Search the material below for the string "structured" and extract each line that has it.
■ ■ ■ ■ ■
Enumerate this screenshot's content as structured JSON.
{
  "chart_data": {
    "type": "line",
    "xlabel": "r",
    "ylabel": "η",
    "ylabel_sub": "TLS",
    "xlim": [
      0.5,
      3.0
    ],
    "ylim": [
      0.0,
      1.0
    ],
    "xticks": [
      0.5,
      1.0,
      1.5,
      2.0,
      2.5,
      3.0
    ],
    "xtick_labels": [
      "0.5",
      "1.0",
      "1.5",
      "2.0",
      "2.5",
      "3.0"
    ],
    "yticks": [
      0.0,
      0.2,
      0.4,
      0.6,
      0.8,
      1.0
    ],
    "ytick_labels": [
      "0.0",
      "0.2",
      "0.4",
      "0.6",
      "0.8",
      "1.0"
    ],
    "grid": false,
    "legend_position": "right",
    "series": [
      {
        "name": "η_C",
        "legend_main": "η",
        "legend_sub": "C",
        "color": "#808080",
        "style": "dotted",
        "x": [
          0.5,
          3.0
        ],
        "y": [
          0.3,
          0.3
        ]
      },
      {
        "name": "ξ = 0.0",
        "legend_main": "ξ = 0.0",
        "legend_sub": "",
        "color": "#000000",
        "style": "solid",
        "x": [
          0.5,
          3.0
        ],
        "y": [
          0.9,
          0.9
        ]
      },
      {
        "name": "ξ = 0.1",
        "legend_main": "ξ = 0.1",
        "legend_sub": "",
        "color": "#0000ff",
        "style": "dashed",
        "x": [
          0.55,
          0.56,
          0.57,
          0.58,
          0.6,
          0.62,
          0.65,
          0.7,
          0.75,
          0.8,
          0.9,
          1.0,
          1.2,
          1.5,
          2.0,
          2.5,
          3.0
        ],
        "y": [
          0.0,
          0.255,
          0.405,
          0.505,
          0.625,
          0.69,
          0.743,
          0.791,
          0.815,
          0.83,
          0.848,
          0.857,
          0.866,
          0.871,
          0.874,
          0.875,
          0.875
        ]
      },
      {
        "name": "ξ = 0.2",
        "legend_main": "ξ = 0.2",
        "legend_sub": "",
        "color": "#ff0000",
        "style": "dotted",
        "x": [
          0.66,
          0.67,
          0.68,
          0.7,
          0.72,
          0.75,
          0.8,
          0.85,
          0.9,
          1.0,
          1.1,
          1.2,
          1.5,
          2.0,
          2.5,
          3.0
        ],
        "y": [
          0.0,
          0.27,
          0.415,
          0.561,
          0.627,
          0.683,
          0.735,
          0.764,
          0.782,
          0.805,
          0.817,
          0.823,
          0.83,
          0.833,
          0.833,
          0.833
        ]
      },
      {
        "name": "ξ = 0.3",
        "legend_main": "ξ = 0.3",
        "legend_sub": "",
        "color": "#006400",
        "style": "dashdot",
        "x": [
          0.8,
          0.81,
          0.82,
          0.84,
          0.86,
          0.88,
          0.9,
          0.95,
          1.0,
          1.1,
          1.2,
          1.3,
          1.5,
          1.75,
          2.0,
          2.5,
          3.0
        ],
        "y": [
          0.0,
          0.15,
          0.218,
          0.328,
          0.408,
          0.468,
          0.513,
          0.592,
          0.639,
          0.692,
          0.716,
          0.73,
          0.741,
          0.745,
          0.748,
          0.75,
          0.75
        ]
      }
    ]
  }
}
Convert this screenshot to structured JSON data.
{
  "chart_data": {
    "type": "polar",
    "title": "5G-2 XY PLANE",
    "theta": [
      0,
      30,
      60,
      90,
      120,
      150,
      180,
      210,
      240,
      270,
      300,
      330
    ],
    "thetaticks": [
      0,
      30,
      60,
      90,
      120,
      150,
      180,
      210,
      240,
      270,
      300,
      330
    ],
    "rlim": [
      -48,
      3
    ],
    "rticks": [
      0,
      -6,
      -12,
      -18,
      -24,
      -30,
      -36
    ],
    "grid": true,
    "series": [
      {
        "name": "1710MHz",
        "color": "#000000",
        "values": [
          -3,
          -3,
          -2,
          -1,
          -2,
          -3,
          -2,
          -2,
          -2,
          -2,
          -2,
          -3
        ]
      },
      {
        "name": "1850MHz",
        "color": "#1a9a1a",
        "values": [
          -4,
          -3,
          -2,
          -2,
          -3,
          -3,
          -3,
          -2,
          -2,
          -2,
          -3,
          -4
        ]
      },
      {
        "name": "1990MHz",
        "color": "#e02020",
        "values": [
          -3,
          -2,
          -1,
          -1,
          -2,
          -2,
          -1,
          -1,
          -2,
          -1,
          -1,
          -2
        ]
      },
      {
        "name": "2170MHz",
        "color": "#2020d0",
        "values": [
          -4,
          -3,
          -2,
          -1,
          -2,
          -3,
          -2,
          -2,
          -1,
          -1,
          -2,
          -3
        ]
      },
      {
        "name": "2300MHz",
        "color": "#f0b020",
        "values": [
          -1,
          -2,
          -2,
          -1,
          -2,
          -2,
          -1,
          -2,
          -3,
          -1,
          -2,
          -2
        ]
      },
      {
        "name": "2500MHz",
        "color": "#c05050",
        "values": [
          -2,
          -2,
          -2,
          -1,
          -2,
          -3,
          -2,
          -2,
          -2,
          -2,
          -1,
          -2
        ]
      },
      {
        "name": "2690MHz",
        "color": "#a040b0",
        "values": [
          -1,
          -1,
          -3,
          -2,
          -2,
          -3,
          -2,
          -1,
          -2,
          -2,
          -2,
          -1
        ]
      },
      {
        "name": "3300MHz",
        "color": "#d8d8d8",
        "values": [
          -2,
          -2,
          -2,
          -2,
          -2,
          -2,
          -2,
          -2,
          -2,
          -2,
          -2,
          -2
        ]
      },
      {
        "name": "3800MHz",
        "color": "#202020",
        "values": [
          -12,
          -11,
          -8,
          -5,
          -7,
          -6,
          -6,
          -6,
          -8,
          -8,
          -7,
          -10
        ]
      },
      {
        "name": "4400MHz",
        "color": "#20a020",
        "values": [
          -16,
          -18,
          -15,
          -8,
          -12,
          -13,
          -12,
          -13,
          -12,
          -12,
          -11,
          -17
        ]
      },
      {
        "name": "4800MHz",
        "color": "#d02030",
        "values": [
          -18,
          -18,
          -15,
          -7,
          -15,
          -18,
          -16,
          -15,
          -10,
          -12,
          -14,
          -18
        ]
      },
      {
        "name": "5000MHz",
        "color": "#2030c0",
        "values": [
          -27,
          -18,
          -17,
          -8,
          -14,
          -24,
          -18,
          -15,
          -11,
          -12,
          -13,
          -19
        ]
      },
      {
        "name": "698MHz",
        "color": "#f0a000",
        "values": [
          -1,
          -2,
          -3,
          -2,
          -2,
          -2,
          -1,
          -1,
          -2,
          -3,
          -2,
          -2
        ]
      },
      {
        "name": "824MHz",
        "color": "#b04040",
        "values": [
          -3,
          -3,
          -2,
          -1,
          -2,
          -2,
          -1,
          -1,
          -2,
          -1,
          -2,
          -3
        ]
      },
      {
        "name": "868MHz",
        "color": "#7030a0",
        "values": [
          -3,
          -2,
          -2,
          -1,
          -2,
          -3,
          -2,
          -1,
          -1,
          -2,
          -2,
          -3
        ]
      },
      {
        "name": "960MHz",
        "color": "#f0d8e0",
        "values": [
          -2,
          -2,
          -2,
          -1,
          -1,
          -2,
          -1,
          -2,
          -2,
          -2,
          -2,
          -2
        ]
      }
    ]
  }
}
■ ■ ■ ■ ■
** Solved exercise **
Enumerate this screenshot's content as structured JSON.
Convert this screenshot to structured JSON data.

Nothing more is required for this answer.